In this exercise, return the whole listing exactly, excluding any images.
## begin INFORMATION GIVEN
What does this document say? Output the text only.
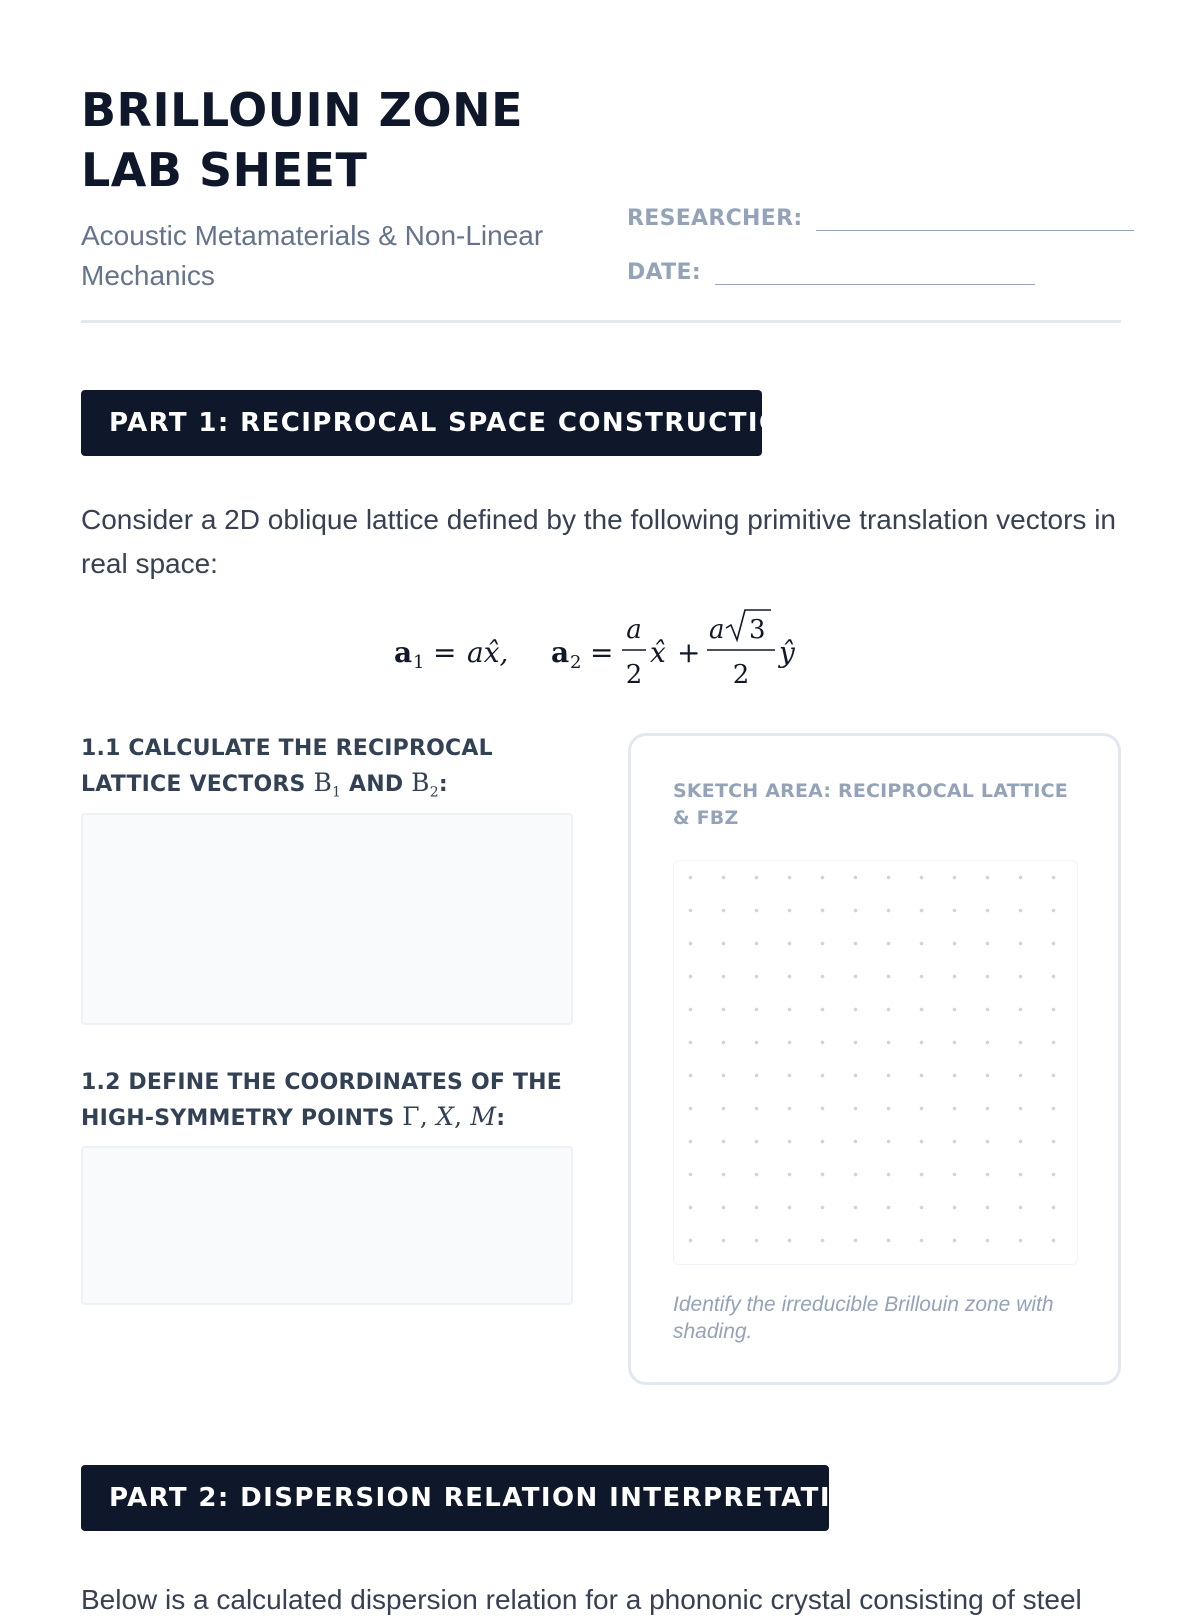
BRILLOUIN ZONE
LAB SHEET
Acoustic Metamaterials & Non-Linear Mechanics
RESEARCHER:
DATE:
PART 1: RECIPROCAL SPACE CONSTRUCTION

Consider a 2D oblique lattice defined by the following primitive translation vectors in real space:

a 1 = ax̂, a 2 =
a
2
x̂ +
a 3
2
ŷ
1.1 CALCULATE THE RECIPROCAL LATTICE VECTORS $B_1$ AND $B_2$:
1.2 DEFINE THE COORDINATES OF THE HIGH-SYMMETRY POINTS Γ, X, M:

SKETCH AREA: RECIPROCAL LATTICE & FBZ

Identify the irreducible Brillouin zone with shading.

PART 2: DISPERSION RELATION INTERPRETATION

Below is a calculated dispersion relation for a phononic crystal consisting of steel
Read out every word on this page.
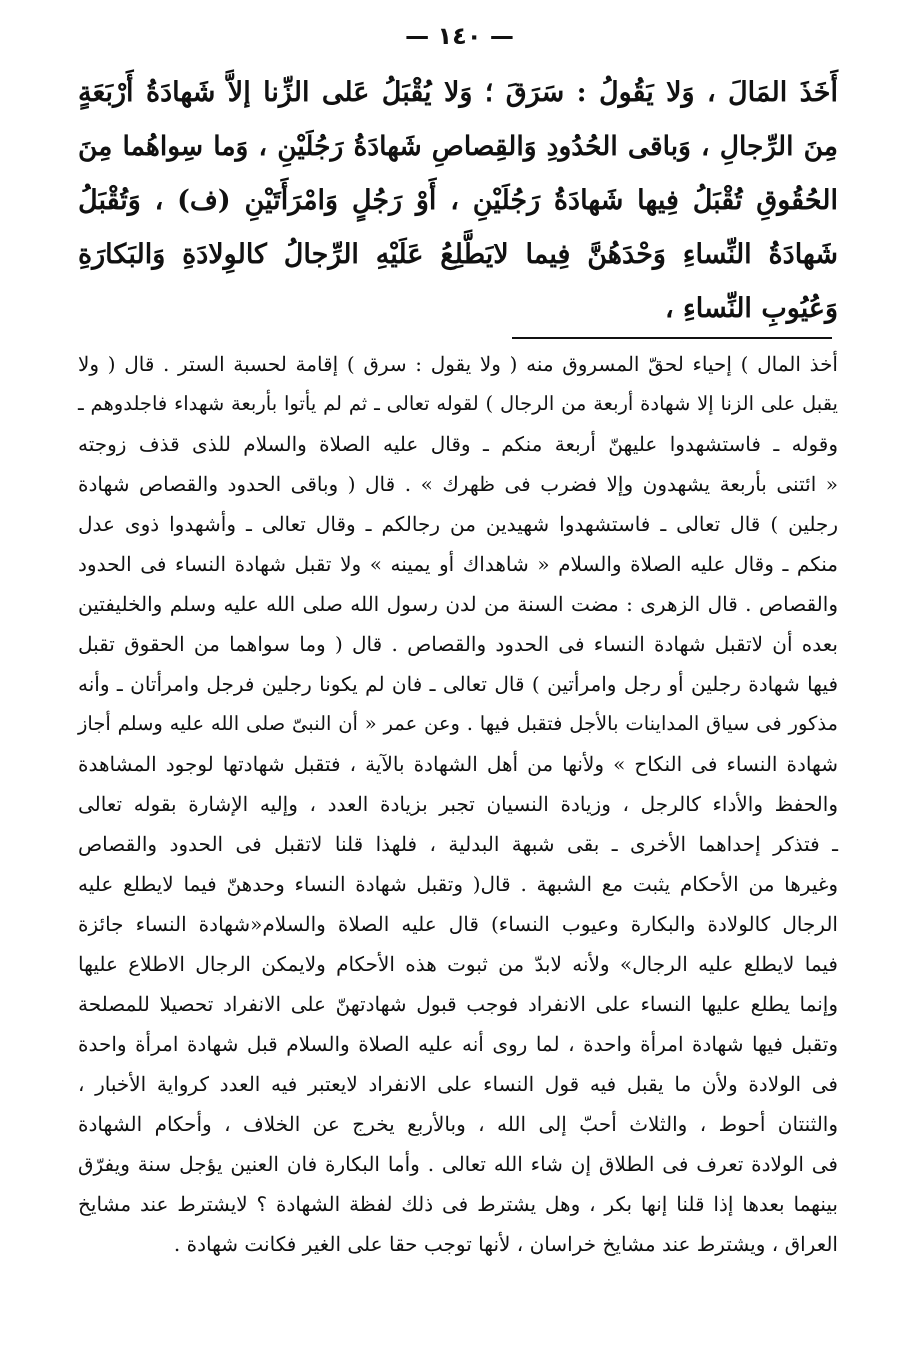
— ١٤٠ —
أَخَذَ المَالَ ، وَلا يَقُولُ : سَرَقَ ؛ وَلا يُقْبَلُ عَلى الزِّنا إلاَّ شَهادَةُ أَرْبَعَةٍ
مِنَ الرِّجالِ ، وَباقى الحُدُودِ وَالقِصاصِ شَهادَةُ رَجُلَيْنِ ، وَما سِواهُما مِنَ
الحُقُوقِ تُقْبَلُ فِيها شَهادَةُ رَجُلَيْنِ ، أَوْ رَجُلٍ وَامْرَأَتَيْنِ (ف) ، وَتُقْبَلُ
شَهادَةُ النِّساءِ وَحْدَهُنَّ فِيما لايَطَّلِعُ عَلَيْهِ الرِّجالُ كالوِلادَةِ وَالبَكارَةِ
وَعُيُوبِ النِّساءِ ،
أخذ المال ) إحياء لحقّ المسروق منه ( ولا يقول : سرق ) إقامة لحسبة الستر . قال ( ولا
يقبل على الزنا إلا شهادة أربعة من الرجال ) لقوله تعالى ـ ثم لم يأتوا بأربعة شهداء فاجلدوهم ـ
وقوله ـ فاستشهدوا عليهنّ أربعة منكم ـ وقال عليه الصلاة والسلام للذى قذف زوجته
« ائتنى بأربعة يشهدون وإلا فضرب فى ظهرك » . قال ( وباقى الحدود والقصاص شهادة
رجلين ) قال تعالى ـ فاستشهدوا شهيدين من رجالكم ـ وقال تعالى ـ وأشهدوا ذوى عدل
منكم ـ وقال عليه الصلاة والسلام « شاهداك أو يمينه » ولا تقبل شهادة النساء فى الحدود
والقصاص . قال الزهرى : مضت السنة من لدن رسول الله صلى الله عليه وسلم والخليفتين
بعده أن لاتقبل شهادة النساء فى الحدود والقصاص . قال ( وما سواهما من الحقوق تقبل
فيها شهادة رجلين أو رجل وامرأتين ) قال تعالى ـ فان لم يكونا رجلين فرجل وامرأتان ـ وأنه
مذكور فى سياق المداينات بالأجل فتقبل فيها . وعن عمر « أن النبىّ صلى الله عليه وسلم أجاز
شهادة النساء فى النكاح » ولأنها من أهل الشهادة بالآية ، فتقبل شهادتها لوجود المشاهدة
والحفظ والأداء كالرجل ، وزيادة النسيان تجبر بزيادة العدد ، وإليه الإشارة بقوله تعالى
ـ فتذكر إحداهما الأخرى ـ بقى شبهة البدلية ، فلهذا قلنا لاتقبل فى الحدود والقصاص
وغيرها من الأحكام يثبت مع الشبهة . قال( وتقبل شهادة النساء وحدهنّ فيما لايطلع عليه
الرجال كالولادة والبكارة وعيوب النساء) قال عليه الصلاة والسلام«شهادة النساء جائزة
فيما لايطلع عليه الرجال» ولأنه لابدّ من ثبوت هذه الأحكام ولايمكن الرجال الاطلاع عليها
وإنما يطلع عليها النساء على الانفراد فوجب قبول شهادتهنّ على الانفراد تحصيلا للمصلحة
وتقبل فيها شهادة امرأة واحدة ، لما روى أنه عليه الصلاة والسلام قبل شهادة امرأة واحدة
فى الولادة ولأن ما يقبل فيه قول النساء على الانفراد لايعتبر فيه العدد كرواية الأخبار ،
والثنتان أحوط ، والثلاث أحبّ إلى الله ، وبالأربع يخرج عن الخلاف ، وأحكام الشهادة
فى الولادة تعرف فى الطلاق إن شاء الله تعالى . وأما البكارة فان العنين يؤجل سنة ويفرّق
بينهما بعدها إذا قلنا إنها بكر ، وهل يشترط فى ذلك لفظة الشهادة ؟ لايشترط عند مشايخ
العراق ، ويشترط عند مشايخ خراسان ، لأنها توجب حقا على الغير فكانت شهادة .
## end INFORMATION GIVEN
__THE RESPONSE__.
What does this document say? Output the text only.
BRILLOUIN ZONE
LAB SHEET
Acoustic Metamaterials & Non-Linear Mechanics
RESEARCHER:
DATE:
PART 1: RECIPROCAL SPACE CONSTRUCTION

Consider a 2D oblique lattice defined by the following primitive translation vectors in real space:

a 1 = ax̂, a 2 =
a
2
x̂ +
a 3
2
ŷ
1.1 CALCULATE THE RECIPROCAL LATTICE VECTORS $B_1$ AND $B_2$:
1.2 DEFINE THE COORDINATES OF THE HIGH-SYMMETRY POINTS Γ, X, M:

SKETCH AREA: RECIPROCAL LATTICE & FBZ

Identify the irreducible Brillouin zone with shading.

PART 2: DISPERSION RELATION INTERPRETATION

Below is a calculated dispersion relation for a phononic crystal consisting of steel
Read out every word on this page.
— ١٤٠ —
أَخَذَ المَالَ ، وَلا يَقُولُ : سَرَقَ ؛ وَلا يُقْبَلُ عَلى الزِّنا إلاَّ شَهادَةُ أَرْبَعَةٍ
مِنَ الرِّجالِ ، وَباقى الحُدُودِ وَالقِصاصِ شَهادَةُ رَجُلَيْنِ ، وَما سِواهُما مِنَ
الحُقُوقِ تُقْبَلُ فِيها شَهادَةُ رَجُلَيْنِ ، أَوْ رَجُلٍ وَامْرَأَتَيْنِ (ف) ، وَتُقْبَلُ
شَهادَةُ النِّساءِ وَحْدَهُنَّ فِيما لايَطَّلِعُ عَلَيْهِ الرِّجالُ كالوِلادَةِ وَالبَكارَةِ
وَعُيُوبِ النِّساءِ ،
أخذ المال ) إحياء لحقّ المسروق منه ( ولا يقول : سرق ) إقامة لحسبة الستر . قال ( ولا
يقبل على الزنا إلا شهادة أربعة من الرجال ) لقوله تعالى ـ ثم لم يأتوا بأربعة شهداء فاجلدوهم ـ
وقوله ـ فاستشهدوا عليهنّ أربعة منكم ـ وقال عليه الصلاة والسلام للذى قذف زوجته
« ائتنى بأربعة يشهدون وإلا فضرب فى ظهرك » . قال ( وباقى الحدود والقصاص شهادة
رجلين ) قال تعالى ـ فاستشهدوا شهيدين من رجالكم ـ وقال تعالى ـ وأشهدوا ذوى عدل
منكم ـ وقال عليه الصلاة والسلام « شاهداك أو يمينه » ولا تقبل شهادة النساء فى الحدود
والقصاص . قال الزهرى : مضت السنة من لدن رسول الله صلى الله عليه وسلم والخليفتين
بعده أن لاتقبل شهادة النساء فى الحدود والقصاص . قال ( وما سواهما من الحقوق تقبل
فيها شهادة رجلين أو رجل وامرأتين ) قال تعالى ـ فان لم يكونا رجلين فرجل وامرأتان ـ وأنه
مذكور فى سياق المداينات بالأجل فتقبل فيها . وعن عمر « أن النبىّ صلى الله عليه وسلم أجاز
شهادة النساء فى النكاح » ولأنها من أهل الشهادة بالآية ، فتقبل شهادتها لوجود المشاهدة
والحفظ والأداء كالرجل ، وزيادة النسيان تجبر بزيادة العدد ، وإليه الإشارة بقوله تعالى
ـ فتذكر إحداهما الأخرى ـ بقى شبهة البدلية ، فلهذا قلنا لاتقبل فى الحدود والقصاص
وغيرها من الأحكام يثبت مع الشبهة . قال( وتقبل شهادة النساء وحدهنّ فيما لايطلع عليه
الرجال كالولادة والبكارة وعيوب النساء) قال عليه الصلاة والسلام«شهادة النساء جائزة
فيما لايطلع عليه الرجال» ولأنه لابدّ من ثبوت هذه الأحكام ولايمكن الرجال الاطلاع عليها
وإنما يطلع عليها النساء على الانفراد فوجب قبول شهادتهنّ على الانفراد تحصيلا للمصلحة
وتقبل فيها شهادة امرأة واحدة ، لما روى أنه عليه الصلاة والسلام قبل شهادة امرأة واحدة
فى الولادة ولأن ما يقبل فيه قول النساء على الانفراد لايعتبر فيه العدد كرواية الأخبار ،
والثنتان أحوط ، والثلاث أحبّ إلى الله ، وبالأربع يخرج عن الخلاف ، وأحكام الشهادة
فى الولادة تعرف فى الطلاق إن شاء الله تعالى . وأما البكارة فان العنين يؤجل سنة ويفرّق
بينهما بعدها إذا قلنا إنها بكر ، وهل يشترط فى ذلك لفظة الشهادة ؟ لايشترط عند مشايخ
العراق ، ويشترط عند مشايخ خراسان ، لأنها توجب حقا على الغير فكانت شهادة .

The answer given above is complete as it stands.